=== Records for this task ===
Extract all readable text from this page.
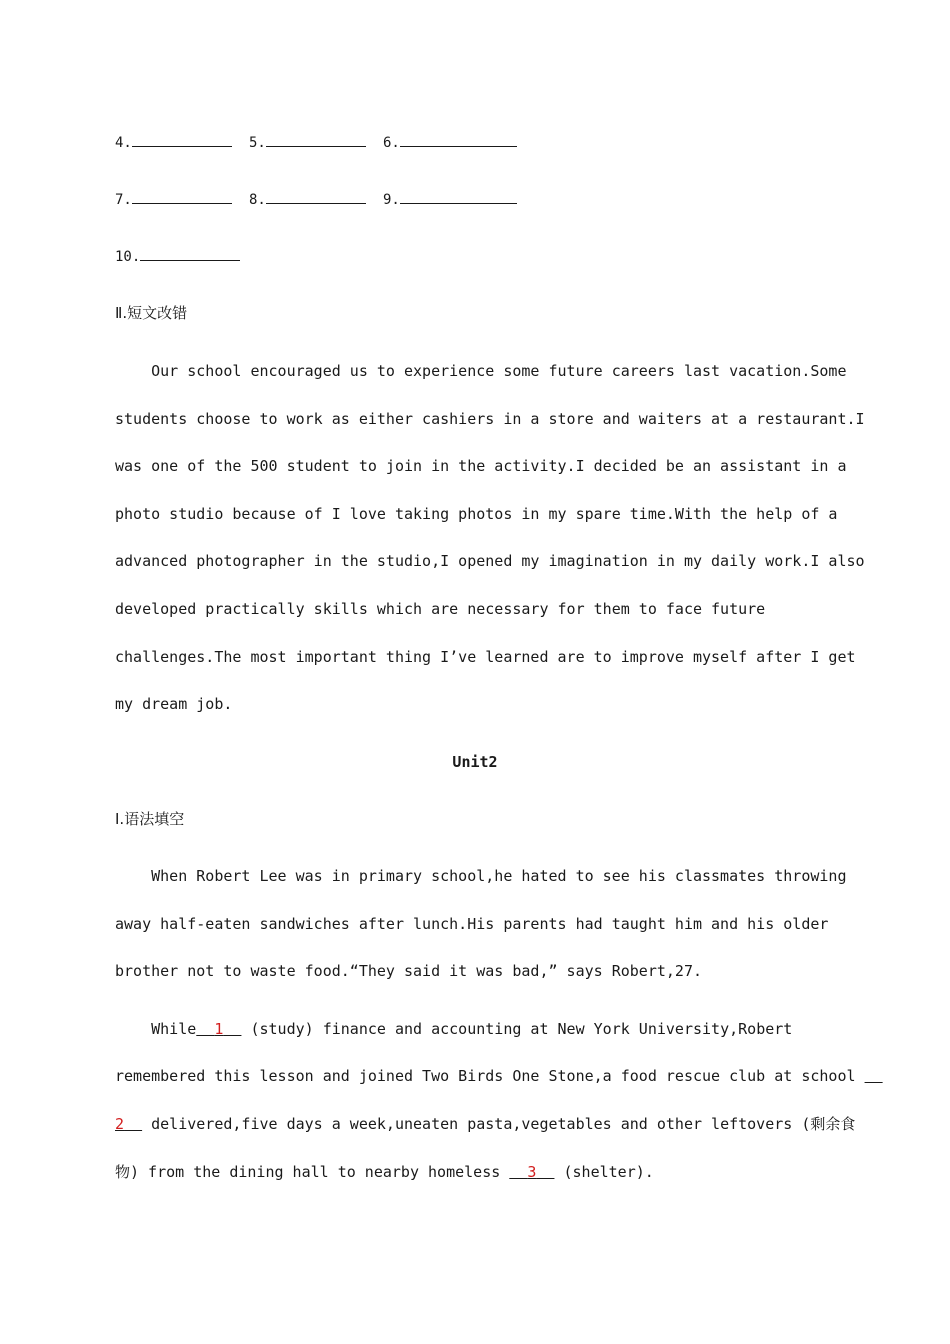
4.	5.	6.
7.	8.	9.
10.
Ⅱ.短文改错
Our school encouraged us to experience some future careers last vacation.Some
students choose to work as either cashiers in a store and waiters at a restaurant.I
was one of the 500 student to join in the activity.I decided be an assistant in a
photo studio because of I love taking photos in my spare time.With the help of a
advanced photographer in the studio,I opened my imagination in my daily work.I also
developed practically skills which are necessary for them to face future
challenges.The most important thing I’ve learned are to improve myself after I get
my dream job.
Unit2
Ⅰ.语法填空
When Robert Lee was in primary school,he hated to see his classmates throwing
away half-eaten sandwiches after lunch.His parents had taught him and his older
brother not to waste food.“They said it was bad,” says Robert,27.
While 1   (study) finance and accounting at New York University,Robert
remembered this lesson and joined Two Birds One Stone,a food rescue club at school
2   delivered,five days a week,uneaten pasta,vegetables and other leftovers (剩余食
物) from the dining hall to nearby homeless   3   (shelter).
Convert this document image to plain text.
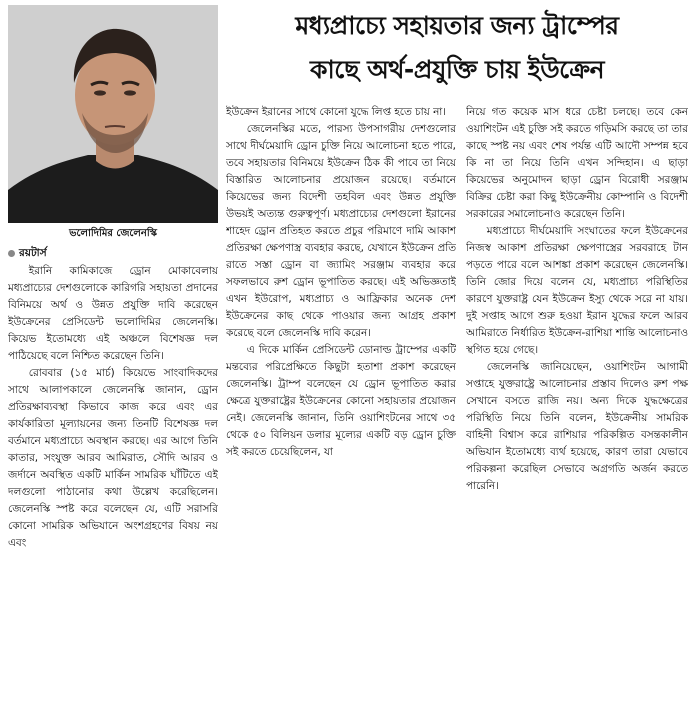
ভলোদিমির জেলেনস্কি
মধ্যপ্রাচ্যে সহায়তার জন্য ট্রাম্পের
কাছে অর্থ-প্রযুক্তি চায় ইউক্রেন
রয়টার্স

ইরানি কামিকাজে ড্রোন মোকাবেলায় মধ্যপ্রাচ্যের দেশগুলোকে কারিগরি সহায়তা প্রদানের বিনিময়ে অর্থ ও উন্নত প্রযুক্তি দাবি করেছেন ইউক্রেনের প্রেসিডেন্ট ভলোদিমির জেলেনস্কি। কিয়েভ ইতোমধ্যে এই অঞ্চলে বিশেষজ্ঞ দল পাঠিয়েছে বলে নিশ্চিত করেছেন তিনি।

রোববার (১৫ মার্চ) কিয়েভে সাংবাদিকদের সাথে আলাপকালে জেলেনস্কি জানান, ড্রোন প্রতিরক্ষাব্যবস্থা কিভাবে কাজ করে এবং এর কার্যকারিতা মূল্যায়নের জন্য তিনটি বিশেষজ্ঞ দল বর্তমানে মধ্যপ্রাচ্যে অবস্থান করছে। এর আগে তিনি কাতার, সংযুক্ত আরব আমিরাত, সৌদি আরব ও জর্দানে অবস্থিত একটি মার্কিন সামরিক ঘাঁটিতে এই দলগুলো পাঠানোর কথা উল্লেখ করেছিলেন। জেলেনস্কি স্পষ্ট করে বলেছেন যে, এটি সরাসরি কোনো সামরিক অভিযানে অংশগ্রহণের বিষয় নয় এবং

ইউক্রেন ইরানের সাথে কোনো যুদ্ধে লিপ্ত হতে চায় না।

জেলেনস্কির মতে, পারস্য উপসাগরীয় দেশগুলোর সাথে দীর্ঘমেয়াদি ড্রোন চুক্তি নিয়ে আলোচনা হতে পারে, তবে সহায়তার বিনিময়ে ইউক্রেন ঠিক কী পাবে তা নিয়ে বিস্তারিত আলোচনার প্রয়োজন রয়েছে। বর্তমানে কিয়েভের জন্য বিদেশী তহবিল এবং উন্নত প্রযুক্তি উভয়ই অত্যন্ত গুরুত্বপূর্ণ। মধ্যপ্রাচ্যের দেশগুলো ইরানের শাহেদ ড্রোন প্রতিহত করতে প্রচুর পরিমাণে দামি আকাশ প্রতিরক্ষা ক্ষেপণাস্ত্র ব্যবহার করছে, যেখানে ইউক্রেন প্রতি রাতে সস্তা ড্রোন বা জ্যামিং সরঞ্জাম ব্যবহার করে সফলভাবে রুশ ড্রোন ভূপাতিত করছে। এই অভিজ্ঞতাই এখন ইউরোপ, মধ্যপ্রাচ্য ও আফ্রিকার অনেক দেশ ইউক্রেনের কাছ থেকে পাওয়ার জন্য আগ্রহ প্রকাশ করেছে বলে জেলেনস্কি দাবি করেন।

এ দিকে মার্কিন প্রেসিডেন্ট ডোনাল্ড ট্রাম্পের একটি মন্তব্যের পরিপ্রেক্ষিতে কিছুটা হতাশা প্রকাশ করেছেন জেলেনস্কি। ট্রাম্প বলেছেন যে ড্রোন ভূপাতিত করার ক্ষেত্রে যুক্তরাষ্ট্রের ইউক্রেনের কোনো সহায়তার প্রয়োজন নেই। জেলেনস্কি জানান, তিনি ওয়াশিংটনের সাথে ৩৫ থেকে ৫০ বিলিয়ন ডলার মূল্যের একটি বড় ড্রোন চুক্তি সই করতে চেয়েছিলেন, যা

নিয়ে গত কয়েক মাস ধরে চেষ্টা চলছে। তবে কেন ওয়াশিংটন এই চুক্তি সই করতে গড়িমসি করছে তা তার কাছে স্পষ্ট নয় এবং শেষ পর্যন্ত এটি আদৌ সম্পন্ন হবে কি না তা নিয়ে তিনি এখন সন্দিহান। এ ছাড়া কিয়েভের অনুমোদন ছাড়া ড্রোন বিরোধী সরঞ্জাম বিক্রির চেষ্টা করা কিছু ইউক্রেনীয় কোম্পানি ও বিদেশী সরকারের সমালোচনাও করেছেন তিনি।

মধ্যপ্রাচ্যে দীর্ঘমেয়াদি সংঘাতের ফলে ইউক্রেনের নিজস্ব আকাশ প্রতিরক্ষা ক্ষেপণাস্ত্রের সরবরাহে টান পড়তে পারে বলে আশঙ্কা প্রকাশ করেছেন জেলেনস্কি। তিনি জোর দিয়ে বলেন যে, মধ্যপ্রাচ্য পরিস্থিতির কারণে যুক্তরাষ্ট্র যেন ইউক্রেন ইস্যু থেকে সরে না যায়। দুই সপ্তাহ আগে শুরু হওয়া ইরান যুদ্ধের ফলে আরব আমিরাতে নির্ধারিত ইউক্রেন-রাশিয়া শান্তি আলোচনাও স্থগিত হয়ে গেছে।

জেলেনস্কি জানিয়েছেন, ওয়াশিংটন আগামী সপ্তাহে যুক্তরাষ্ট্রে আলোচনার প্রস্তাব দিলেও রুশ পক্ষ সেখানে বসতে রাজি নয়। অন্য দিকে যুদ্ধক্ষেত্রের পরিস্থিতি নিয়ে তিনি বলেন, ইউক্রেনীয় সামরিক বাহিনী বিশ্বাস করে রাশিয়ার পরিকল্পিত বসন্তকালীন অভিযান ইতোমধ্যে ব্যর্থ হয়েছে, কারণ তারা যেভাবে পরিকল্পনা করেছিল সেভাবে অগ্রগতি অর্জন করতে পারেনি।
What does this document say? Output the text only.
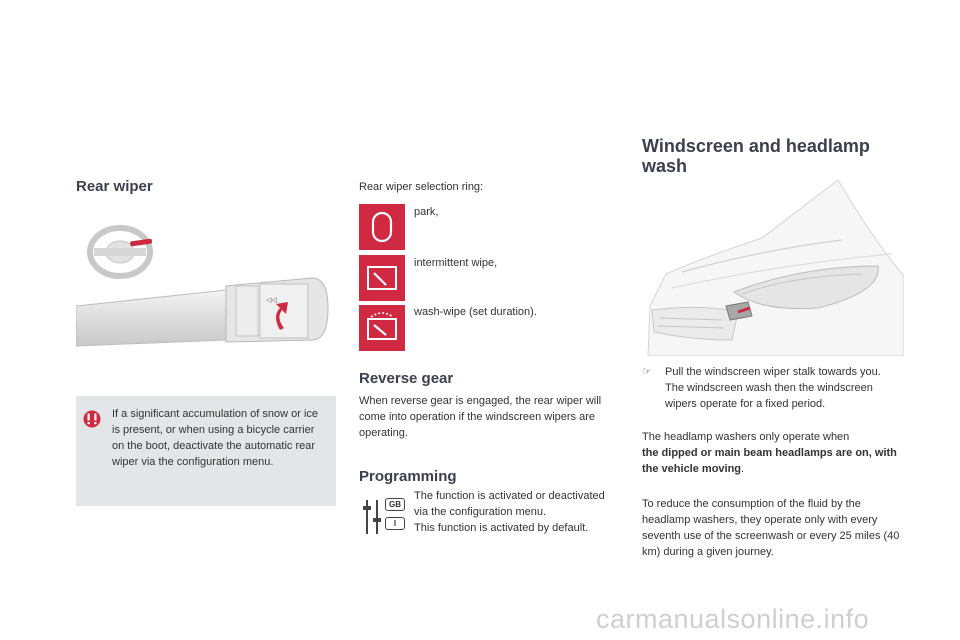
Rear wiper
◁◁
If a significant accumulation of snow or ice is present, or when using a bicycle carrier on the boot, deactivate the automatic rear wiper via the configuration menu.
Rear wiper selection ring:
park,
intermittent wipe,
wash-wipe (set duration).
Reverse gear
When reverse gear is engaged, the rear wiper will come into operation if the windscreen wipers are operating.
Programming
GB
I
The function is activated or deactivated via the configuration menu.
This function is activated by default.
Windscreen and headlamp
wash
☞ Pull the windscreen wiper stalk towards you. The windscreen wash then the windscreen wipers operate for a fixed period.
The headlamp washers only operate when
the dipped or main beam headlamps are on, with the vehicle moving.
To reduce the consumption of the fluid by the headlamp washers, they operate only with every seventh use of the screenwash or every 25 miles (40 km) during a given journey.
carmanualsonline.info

=== Exercise task ===
In the entries above, find each line with the word "studio" and copy it.

=== Output for this task ===
photo studio because of I love taking photos in my spare time.With the help of a
advanced photographer in the studio,I opened my imagination in my daily work.I also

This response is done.